▶ **STATED TASK**:
Take the material and output all of it exactly.
##### RECORDS FOR THIS EXERCISE #####
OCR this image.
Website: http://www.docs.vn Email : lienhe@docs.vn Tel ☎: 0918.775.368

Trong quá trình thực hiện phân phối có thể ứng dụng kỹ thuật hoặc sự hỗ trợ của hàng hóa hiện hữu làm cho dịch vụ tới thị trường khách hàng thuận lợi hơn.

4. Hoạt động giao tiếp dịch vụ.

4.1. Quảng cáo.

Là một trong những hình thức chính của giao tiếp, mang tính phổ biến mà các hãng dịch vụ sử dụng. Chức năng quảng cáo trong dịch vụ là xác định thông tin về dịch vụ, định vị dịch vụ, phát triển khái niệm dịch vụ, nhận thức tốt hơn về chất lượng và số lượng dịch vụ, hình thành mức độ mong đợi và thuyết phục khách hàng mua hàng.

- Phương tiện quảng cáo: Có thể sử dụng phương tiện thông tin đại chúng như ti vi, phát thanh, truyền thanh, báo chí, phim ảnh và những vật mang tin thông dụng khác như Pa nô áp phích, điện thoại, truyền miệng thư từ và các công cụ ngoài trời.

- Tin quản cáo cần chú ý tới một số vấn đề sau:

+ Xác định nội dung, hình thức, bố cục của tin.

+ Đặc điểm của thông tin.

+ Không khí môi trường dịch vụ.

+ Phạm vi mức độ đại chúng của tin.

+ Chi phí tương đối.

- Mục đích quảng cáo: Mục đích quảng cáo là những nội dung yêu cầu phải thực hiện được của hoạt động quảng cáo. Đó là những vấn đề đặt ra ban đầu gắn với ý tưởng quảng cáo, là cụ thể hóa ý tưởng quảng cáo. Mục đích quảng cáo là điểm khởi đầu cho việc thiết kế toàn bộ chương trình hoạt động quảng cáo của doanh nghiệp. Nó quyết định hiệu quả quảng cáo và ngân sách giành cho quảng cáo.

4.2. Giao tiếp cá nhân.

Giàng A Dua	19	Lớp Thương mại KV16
#####
▶ **SOLUTION TO THIS EXERCISE**:
OCR this image.
Website: http://www.docs.vn Email : lienhe@docs.vn Tel ☎: 0918.775.368

Trong quá trình thực hiện phân phối có thể ứng dụng kỹ thuật hoặc sự hỗ trợ của hàng hóa hiện hữu làm cho dịch vụ tới thị trường khách hàng thuận lợi hơn.

4. Hoạt động giao tiếp dịch vụ.

4.1. Quảng cáo.

Là một trong những hình thức chính của giao tiếp, mang tính phổ biến mà các hãng dịch vụ sử dụng. Chức năng quảng cáo trong dịch vụ là xác định thông tin về dịch vụ, định vị dịch vụ, phát triển khái niệm dịch vụ, nhận thức tốt hơn về chất lượng và số lượng dịch vụ, hình thành mức độ mong đợi và thuyết phục khách hàng mua hàng.

- Phương tiện quảng cáo: Có thể sử dụng phương tiện thông tin đại chúng như ti vi, phát thanh, truyền thanh, báo chí, phim ảnh và những vật mang tin thông dụng khác như Pa nô áp phích, điện thoại, truyền miệng thư từ và các công cụ ngoài trời.

- Tin quản cáo cần chú ý tới một số vấn đề sau:

+ Xác định nội dung, hình thức, bố cục của tin.

+ Đặc điểm của thông tin.

+ Không khí môi trường dịch vụ.

+ Phạm vi mức độ đại chúng của tin.

+ Chi phí tương đối.

- Mục đích quảng cáo: Mục đích quảng cáo là những nội dung yêu cầu phải thực hiện được của hoạt động quảng cáo. Đó là những vấn đề đặt ra ban đầu gắn với ý tưởng quảng cáo, là cụ thể hóa ý tưởng quảng cáo. Mục đích quảng cáo là điểm khởi đầu cho việc thiết kế toàn bộ chương trình hoạt động quảng cáo của doanh nghiệp. Nó quyết định hiệu quả quảng cáo và ngân sách giành cho quảng cáo.

4.2. Giao tiếp cá nhân.

Giàng A Dua	19	Lớp Thương mại KV16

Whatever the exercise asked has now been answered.